Start of MATERIAL FOR THIS EXERCISE

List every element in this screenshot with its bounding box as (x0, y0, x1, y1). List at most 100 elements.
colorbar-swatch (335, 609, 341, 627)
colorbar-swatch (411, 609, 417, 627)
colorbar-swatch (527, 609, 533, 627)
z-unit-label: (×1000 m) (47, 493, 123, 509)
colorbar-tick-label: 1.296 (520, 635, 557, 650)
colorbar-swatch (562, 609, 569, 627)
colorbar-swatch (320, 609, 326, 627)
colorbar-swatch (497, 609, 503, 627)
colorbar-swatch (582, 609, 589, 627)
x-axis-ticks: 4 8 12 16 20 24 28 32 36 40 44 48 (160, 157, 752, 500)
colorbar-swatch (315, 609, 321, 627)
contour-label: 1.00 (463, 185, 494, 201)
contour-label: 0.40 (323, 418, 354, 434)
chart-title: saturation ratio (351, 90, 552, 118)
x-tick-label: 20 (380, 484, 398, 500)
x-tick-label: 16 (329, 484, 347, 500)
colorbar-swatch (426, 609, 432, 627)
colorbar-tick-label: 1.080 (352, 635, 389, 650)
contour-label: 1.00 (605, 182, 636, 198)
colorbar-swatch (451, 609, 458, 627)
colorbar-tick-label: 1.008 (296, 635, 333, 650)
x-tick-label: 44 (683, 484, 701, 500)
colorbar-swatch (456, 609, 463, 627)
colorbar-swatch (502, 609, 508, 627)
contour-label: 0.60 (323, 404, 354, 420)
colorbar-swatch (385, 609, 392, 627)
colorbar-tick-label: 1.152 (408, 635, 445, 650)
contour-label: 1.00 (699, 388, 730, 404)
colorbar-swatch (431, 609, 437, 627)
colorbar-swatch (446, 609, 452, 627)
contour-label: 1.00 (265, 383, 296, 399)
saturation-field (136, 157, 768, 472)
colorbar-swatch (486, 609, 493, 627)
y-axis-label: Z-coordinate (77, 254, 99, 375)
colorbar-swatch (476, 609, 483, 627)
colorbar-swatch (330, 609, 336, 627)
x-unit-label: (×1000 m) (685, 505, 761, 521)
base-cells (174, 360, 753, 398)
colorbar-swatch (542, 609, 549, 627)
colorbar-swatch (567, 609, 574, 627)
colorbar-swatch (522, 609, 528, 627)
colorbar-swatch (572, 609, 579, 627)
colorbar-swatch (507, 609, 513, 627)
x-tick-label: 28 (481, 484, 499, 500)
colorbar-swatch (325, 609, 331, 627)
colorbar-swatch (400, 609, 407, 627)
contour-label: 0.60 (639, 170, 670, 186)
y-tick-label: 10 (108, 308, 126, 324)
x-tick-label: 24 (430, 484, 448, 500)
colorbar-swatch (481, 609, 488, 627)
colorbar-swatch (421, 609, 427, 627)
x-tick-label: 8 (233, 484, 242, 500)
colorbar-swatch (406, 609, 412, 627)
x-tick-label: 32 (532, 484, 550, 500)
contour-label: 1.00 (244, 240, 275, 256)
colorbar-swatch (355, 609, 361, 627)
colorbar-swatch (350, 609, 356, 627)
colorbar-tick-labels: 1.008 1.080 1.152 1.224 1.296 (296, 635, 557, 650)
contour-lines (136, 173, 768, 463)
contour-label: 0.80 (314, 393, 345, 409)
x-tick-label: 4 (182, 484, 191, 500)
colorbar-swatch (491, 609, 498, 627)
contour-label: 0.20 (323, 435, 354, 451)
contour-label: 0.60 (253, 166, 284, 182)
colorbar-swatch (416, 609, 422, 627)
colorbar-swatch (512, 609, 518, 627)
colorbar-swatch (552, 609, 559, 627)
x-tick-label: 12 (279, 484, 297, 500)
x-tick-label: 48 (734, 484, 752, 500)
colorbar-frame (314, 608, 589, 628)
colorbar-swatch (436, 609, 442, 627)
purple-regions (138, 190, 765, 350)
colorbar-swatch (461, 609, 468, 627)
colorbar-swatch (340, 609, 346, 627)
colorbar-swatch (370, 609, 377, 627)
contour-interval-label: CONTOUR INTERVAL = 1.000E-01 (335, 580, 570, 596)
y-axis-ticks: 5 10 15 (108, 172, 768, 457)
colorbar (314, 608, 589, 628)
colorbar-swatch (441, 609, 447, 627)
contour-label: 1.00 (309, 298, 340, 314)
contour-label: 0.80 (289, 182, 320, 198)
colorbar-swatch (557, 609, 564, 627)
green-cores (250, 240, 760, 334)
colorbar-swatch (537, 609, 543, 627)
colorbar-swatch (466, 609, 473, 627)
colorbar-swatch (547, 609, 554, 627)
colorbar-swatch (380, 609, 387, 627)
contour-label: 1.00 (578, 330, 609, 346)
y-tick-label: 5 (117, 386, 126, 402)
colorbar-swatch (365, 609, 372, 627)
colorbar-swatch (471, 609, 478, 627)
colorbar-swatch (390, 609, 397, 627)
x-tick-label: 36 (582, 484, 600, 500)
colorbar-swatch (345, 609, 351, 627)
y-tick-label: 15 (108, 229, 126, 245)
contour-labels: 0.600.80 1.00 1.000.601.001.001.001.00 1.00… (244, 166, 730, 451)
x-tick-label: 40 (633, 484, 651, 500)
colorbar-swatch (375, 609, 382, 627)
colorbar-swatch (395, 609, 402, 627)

End of MATERIAL FOR THIS EXERCISE

STATED GOAL: Can you copy, unchanged, the stretch of rows from the very first one through the row that contains "colorbar-swatch (582, 609, 589, 627)", with both of those rows included?

CORRECT ANSWER:
List every element in this screenshot with its bounding box as (x0, y0, x1, y1). List at most 100 elements.
colorbar-swatch (335, 609, 341, 627)
colorbar-swatch (411, 609, 417, 627)
colorbar-swatch (527, 609, 533, 627)
z-unit-label: (×1000 m) (47, 493, 123, 509)
colorbar-tick-label: 1.296 (520, 635, 557, 650)
colorbar-swatch (562, 609, 569, 627)
colorbar-swatch (320, 609, 326, 627)
colorbar-swatch (497, 609, 503, 627)
colorbar-swatch (582, 609, 589, 627)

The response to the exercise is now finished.